## Challenge
Tally the lines that include the word "JSON" and reply with nothing but the total.

▶

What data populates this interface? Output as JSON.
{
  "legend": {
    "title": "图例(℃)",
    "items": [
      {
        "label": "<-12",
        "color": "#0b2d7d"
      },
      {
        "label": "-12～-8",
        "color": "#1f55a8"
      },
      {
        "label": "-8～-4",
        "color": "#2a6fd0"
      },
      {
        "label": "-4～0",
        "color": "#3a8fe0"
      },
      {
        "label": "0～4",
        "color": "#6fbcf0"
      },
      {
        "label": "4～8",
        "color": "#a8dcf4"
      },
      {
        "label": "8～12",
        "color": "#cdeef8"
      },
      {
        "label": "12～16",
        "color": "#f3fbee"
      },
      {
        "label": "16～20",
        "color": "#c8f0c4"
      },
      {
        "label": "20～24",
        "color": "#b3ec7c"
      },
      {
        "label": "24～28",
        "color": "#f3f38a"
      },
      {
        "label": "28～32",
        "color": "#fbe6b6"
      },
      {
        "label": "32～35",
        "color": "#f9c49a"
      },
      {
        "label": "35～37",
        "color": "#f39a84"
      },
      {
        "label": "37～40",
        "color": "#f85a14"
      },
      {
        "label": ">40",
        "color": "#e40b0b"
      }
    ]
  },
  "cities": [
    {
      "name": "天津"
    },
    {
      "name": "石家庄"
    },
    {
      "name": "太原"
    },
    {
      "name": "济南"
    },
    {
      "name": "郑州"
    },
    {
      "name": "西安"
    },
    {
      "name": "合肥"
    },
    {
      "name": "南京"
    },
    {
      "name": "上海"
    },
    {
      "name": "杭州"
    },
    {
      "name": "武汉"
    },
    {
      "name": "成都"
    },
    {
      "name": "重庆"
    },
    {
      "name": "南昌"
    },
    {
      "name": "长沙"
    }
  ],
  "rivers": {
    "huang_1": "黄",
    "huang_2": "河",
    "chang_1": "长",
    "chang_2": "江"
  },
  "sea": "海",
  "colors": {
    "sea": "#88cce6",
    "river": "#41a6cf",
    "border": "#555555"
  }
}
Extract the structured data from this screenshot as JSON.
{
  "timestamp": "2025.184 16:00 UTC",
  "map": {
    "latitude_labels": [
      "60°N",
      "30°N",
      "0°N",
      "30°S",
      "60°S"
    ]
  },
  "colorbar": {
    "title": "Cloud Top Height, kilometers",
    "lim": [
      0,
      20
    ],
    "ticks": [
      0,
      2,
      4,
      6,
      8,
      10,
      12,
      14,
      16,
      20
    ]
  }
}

◀

## Completed exercise
2